**Prompt**
Copy out all lines in the data below containing the string "HUNT".

++++ Exercise data

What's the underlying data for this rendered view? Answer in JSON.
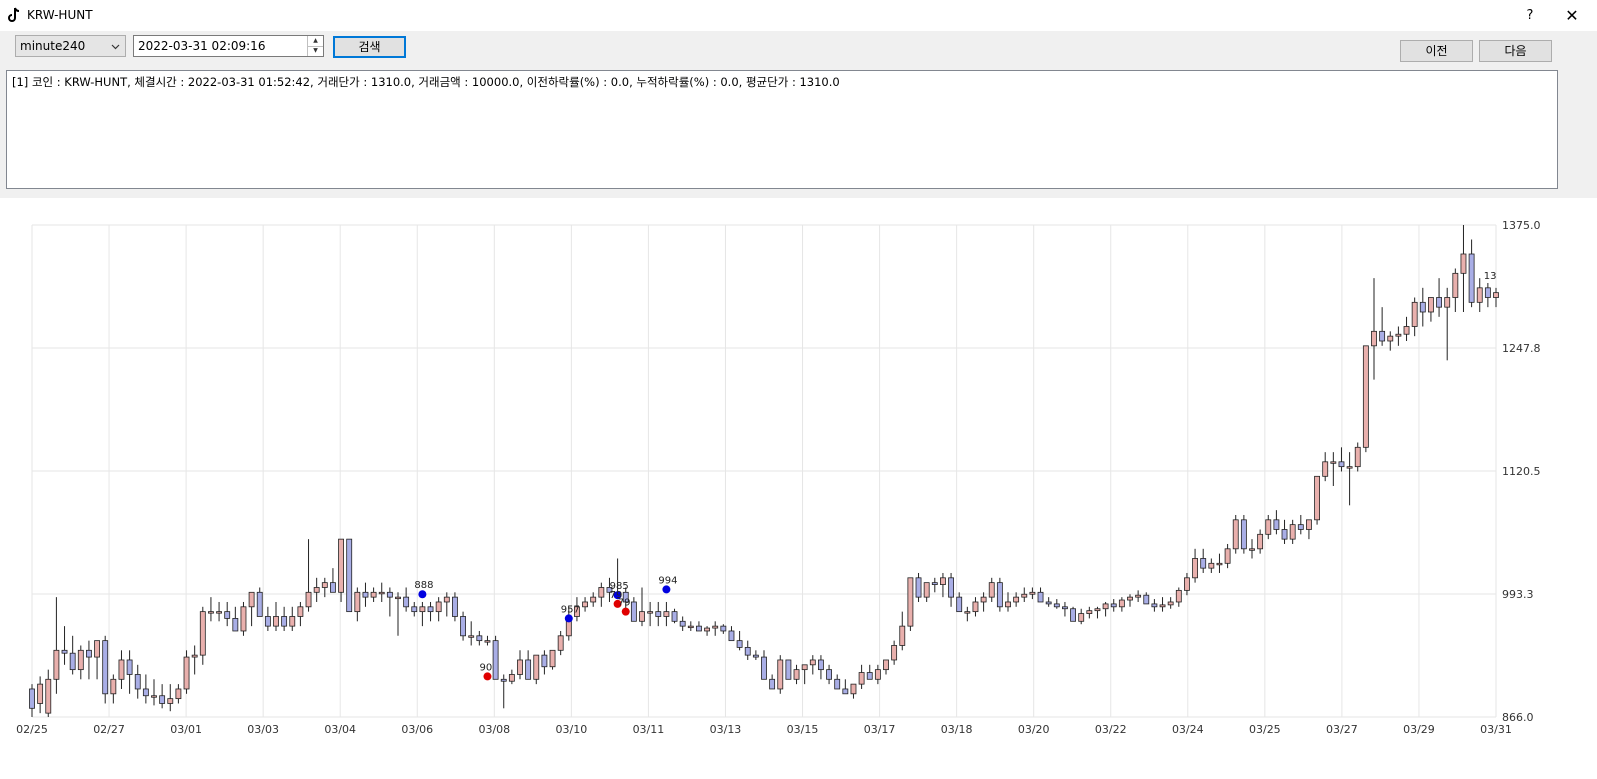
{
  "window": {
    "title": "KRW-HUNT",
    "help": "?",
    "close": "✕"
  },
  "toolbar": {
    "interval_value": "minute240",
    "datetime_value": "2022-03-31 02:09:16",
    "search_label": "검색",
    "prev_label": "이전",
    "next_label": "다음"
  },
  "log": {
    "lines": [
      "[1] 코인 : KRW-HUNT, 체결시간 : 2022-03-31 01:52:42, 거래단가 : 1310.0, 거래금액 : 10000.0, 이전하락률(%) : 0.0, 누적하락률(%) : 0.0,  평균단가 : 1310.0"
    ]
  },
  "colors": {
    "up": "#e9b0ad",
    "down": "#a9aee6",
    "buy": "#e00000",
    "sell": "#0000e0",
    "grid": "#e6e6e6"
  },
  "chart_data": {
    "type": "candlestick",
    "ylim": [
      866.0,
      1375.0
    ],
    "y_ticks": [
      "1375.0",
      "1247.8",
      "1120.5",
      "993.3",
      "866.0"
    ],
    "x_ticks": [
      "02/25",
      "02/27",
      "03/01",
      "03/03",
      "03/04",
      "03/06",
      "03/08",
      "03/10",
      "03/11",
      "03/13",
      "03/15",
      "03/17",
      "03/18",
      "03/20",
      "03/22",
      "03/24",
      "03/25",
      "03/27",
      "03/29",
      "03/31"
    ],
    "candles_ohlc": [
      [
        895,
        900,
        866,
        875
      ],
      [
        880,
        908,
        870,
        900
      ],
      [
        870,
        915,
        866,
        905
      ],
      [
        905,
        990,
        890,
        935
      ],
      [
        935,
        960,
        920,
        932
      ],
      [
        932,
        950,
        910,
        915
      ],
      [
        915,
        940,
        905,
        935
      ],
      [
        935,
        945,
        905,
        928
      ],
      [
        928,
        945,
        905,
        945
      ],
      [
        945,
        950,
        880,
        890
      ],
      [
        890,
        910,
        880,
        905
      ],
      [
        905,
        935,
        895,
        925
      ],
      [
        925,
        935,
        890,
        910
      ],
      [
        910,
        920,
        885,
        895
      ],
      [
        895,
        910,
        880,
        888
      ],
      [
        888,
        905,
        878,
        888
      ],
      [
        888,
        900,
        875,
        880
      ],
      [
        880,
        900,
        872,
        885
      ],
      [
        885,
        900,
        880,
        895
      ],
      [
        895,
        935,
        890,
        928
      ],
      [
        928,
        940,
        910,
        930
      ],
      [
        930,
        980,
        920,
        975
      ],
      [
        975,
        990,
        965,
        975
      ],
      [
        975,
        985,
        965,
        975
      ],
      [
        975,
        985,
        960,
        968
      ],
      [
        968,
        980,
        955,
        955
      ],
      [
        955,
        985,
        950,
        980
      ],
      [
        980,
        995,
        960,
        995
      ],
      [
        995,
        1000,
        985,
        970
      ],
      [
        970,
        980,
        955,
        960
      ],
      [
        960,
        985,
        955,
        970
      ],
      [
        970,
        980,
        955,
        960
      ],
      [
        960,
        980,
        955,
        970
      ],
      [
        970,
        985,
        960,
        980
      ],
      [
        980,
        1050,
        975,
        995
      ],
      [
        995,
        1010,
        985,
        1000
      ],
      [
        1000,
        1010,
        990,
        1005
      ],
      [
        1005,
        1020,
        995,
        995
      ],
      [
        995,
        1050,
        985,
        1050
      ],
      [
        1050,
        1050,
        975,
        975
      ],
      [
        975,
        1000,
        965,
        995
      ],
      [
        995,
        1005,
        980,
        990
      ],
      [
        990,
        1000,
        985,
        995
      ],
      [
        995,
        1005,
        985,
        995
      ],
      [
        995,
        1000,
        970,
        990
      ],
      [
        990,
        995,
        950,
        990
      ],
      [
        990,
        1000,
        975,
        980
      ],
      [
        980,
        985,
        970,
        975
      ],
      [
        975,
        985,
        960,
        980
      ],
      [
        980,
        985,
        965,
        975
      ],
      [
        975,
        990,
        965,
        985
      ],
      [
        985,
        995,
        970,
        990
      ],
      [
        990,
        995,
        965,
        970
      ],
      [
        970,
        975,
        945,
        950
      ],
      [
        950,
        965,
        940,
        950
      ],
      [
        950,
        955,
        940,
        945
      ],
      [
        945,
        950,
        940,
        945
      ],
      [
        945,
        950,
        930,
        905
      ],
      [
        905,
        910,
        875,
        903
      ],
      [
        903,
        915,
        900,
        910
      ],
      [
        910,
        935,
        905,
        925
      ],
      [
        925,
        935,
        905,
        905
      ],
      [
        905,
        930,
        900,
        930
      ],
      [
        930,
        935,
        910,
        918
      ],
      [
        918,
        935,
        915,
        935
      ],
      [
        935,
        955,
        930,
        950
      ],
      [
        950,
        980,
        945,
        970
      ],
      [
        970,
        990,
        965,
        980
      ],
      [
        980,
        990,
        975,
        985
      ],
      [
        985,
        995,
        980,
        990
      ],
      [
        990,
        1005,
        980,
        1000
      ],
      [
        1000,
        1010,
        985,
        995
      ],
      [
        995,
        1030,
        990,
        995
      ],
      [
        995,
        1000,
        975,
        985
      ],
      [
        985,
        990,
        970,
        965
      ],
      [
        965,
        1000,
        960,
        975
      ],
      [
        975,
        985,
        960,
        975
      ],
      [
        975,
        985,
        960,
        970
      ],
      [
        970,
        985,
        960,
        975
      ],
      [
        975,
        978,
        963,
        965
      ],
      [
        965,
        970,
        955,
        960
      ],
      [
        960,
        965,
        955,
        960
      ],
      [
        960,
        965,
        955,
        955
      ],
      [
        955,
        960,
        950,
        958
      ],
      [
        958,
        965,
        950,
        960
      ],
      [
        960,
        962,
        952,
        955
      ],
      [
        955,
        960,
        945,
        945
      ],
      [
        945,
        955,
        935,
        938
      ],
      [
        938,
        945,
        925,
        930
      ],
      [
        930,
        935,
        925,
        928
      ],
      [
        928,
        935,
        905,
        905
      ],
      [
        905,
        910,
        895,
        895
      ],
      [
        895,
        930,
        890,
        925
      ],
      [
        925,
        925,
        905,
        905
      ],
      [
        905,
        920,
        900,
        915
      ],
      [
        915,
        920,
        900,
        920
      ],
      [
        920,
        930,
        910,
        925
      ],
      [
        925,
        930,
        905,
        915
      ],
      [
        915,
        920,
        900,
        905
      ],
      [
        905,
        910,
        895,
        895
      ],
      [
        895,
        905,
        890,
        890
      ],
      [
        890,
        895,
        885,
        900
      ],
      [
        900,
        920,
        895,
        912
      ],
      [
        912,
        920,
        905,
        905
      ],
      [
        905,
        920,
        900,
        915
      ],
      [
        915,
        925,
        910,
        925
      ],
      [
        925,
        945,
        920,
        940
      ],
      [
        940,
        975,
        935,
        960
      ],
      [
        960,
        1010,
        955,
        1010
      ],
      [
        1010,
        1015,
        985,
        990
      ],
      [
        990,
        1005,
        985,
        1005
      ],
      [
        1005,
        1010,
        995,
        1003
      ],
      [
        1003,
        1015,
        990,
        1010
      ],
      [
        1010,
        1015,
        980,
        990
      ],
      [
        990,
        995,
        975,
        975
      ],
      [
        975,
        980,
        965,
        975
      ],
      [
        975,
        990,
        970,
        985
      ],
      [
        985,
        995,
        975,
        990
      ],
      [
        990,
        1010,
        985,
        1005
      ],
      [
        1005,
        1010,
        975,
        980
      ],
      [
        980,
        995,
        975,
        985
      ],
      [
        985,
        995,
        980,
        990
      ],
      [
        990,
        1000,
        985,
        993
      ],
      [
        993,
        1000,
        988,
        995
      ],
      [
        995,
        1000,
        985,
        985
      ],
      [
        985,
        990,
        980,
        983
      ],
      [
        983,
        988,
        978,
        980
      ],
      [
        980,
        985,
        970,
        978
      ],
      [
        978,
        980,
        965,
        965
      ],
      [
        965,
        978,
        962,
        973
      ],
      [
        973,
        980,
        968,
        976
      ],
      [
        976,
        980,
        968,
        978
      ],
      [
        978,
        985,
        970,
        983
      ],
      [
        983,
        988,
        975,
        980
      ],
      [
        980,
        990,
        975,
        987
      ],
      [
        987,
        993,
        980,
        990
      ],
      [
        990,
        997,
        985,
        992
      ],
      [
        992,
        995,
        985,
        983
      ],
      [
        983,
        988,
        975,
        980
      ],
      [
        980,
        990,
        975,
        982
      ],
      [
        982,
        990,
        978,
        985
      ],
      [
        985,
        1000,
        980,
        997
      ],
      [
        997,
        1015,
        992,
        1010
      ],
      [
        1010,
        1040,
        1005,
        1030
      ],
      [
        1030,
        1040,
        1015,
        1020
      ],
      [
        1020,
        1030,
        1015,
        1025
      ],
      [
        1025,
        1035,
        1015,
        1025
      ],
      [
        1025,
        1045,
        1020,
        1040
      ],
      [
        1040,
        1075,
        1035,
        1070
      ],
      [
        1070,
        1075,
        1035,
        1040
      ],
      [
        1040,
        1050,
        1030,
        1040
      ],
      [
        1040,
        1060,
        1035,
        1055
      ],
      [
        1055,
        1075,
        1050,
        1070
      ],
      [
        1070,
        1080,
        1055,
        1060
      ],
      [
        1060,
        1070,
        1045,
        1050
      ],
      [
        1050,
        1070,
        1045,
        1065
      ],
      [
        1065,
        1075,
        1055,
        1060
      ],
      [
        1060,
        1070,
        1050,
        1070
      ],
      [
        1070,
        1115,
        1065,
        1115
      ],
      [
        1115,
        1140,
        1110,
        1130
      ],
      [
        1130,
        1140,
        1105,
        1130
      ],
      [
        1130,
        1145,
        1120,
        1125
      ],
      [
        1125,
        1140,
        1085,
        1125
      ],
      [
        1125,
        1150,
        1120,
        1145
      ],
      [
        1145,
        1250,
        1140,
        1250
      ],
      [
        1250,
        1320,
        1215,
        1265
      ],
      [
        1265,
        1290,
        1250,
        1255
      ],
      [
        1255,
        1265,
        1245,
        1260
      ],
      [
        1260,
        1270,
        1250,
        1262
      ],
      [
        1262,
        1280,
        1255,
        1270
      ],
      [
        1270,
        1300,
        1260,
        1295
      ],
      [
        1295,
        1310,
        1270,
        1285
      ],
      [
        1285,
        1300,
        1275,
        1300
      ],
      [
        1300,
        1320,
        1280,
        1290
      ],
      [
        1290,
        1310,
        1235,
        1300
      ],
      [
        1300,
        1330,
        1285,
        1325
      ],
      [
        1325,
        1375,
        1285,
        1345
      ],
      [
        1345,
        1360,
        1290,
        1295
      ],
      [
        1295,
        1320,
        1285,
        1310
      ],
      [
        1310,
        1315,
        1290,
        1300
      ],
      [
        1300,
        1310,
        1290,
        1305
      ]
    ],
    "markers": [
      {
        "label": "888",
        "type": "sell",
        "candle": 48,
        "y": 993
      },
      {
        "label": "957",
        "type": "sell",
        "candle": 66,
        "y": 968
      },
      {
        "label": "985",
        "type": "sell",
        "candle": 72,
        "y": 992
      },
      {
        "label": "79",
        "type": "buy",
        "candle": 72,
        "y": 983
      },
      {
        "label": "79",
        "type": "buy",
        "candle": 73,
        "y": 975
      },
      {
        "label": "994",
        "type": "sell",
        "candle": 78,
        "y": 998
      },
      {
        "label": "90",
        "type": "buy",
        "candle": 56,
        "y": 908
      }
    ],
    "last_label": "13"
  }
}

++++++++

**The completed task**
    "title": "KRW-HUNT",
      "[1] 코인 : KRW-HUNT, 체결시간 : 2022-03-31 01:52:42, 거래단가 : 1310.0, 거래금액 : 10000.0, 이전하락률(%) : 0.0, 누적하락률(%) : 0.0,  평균단가 : 1310.0"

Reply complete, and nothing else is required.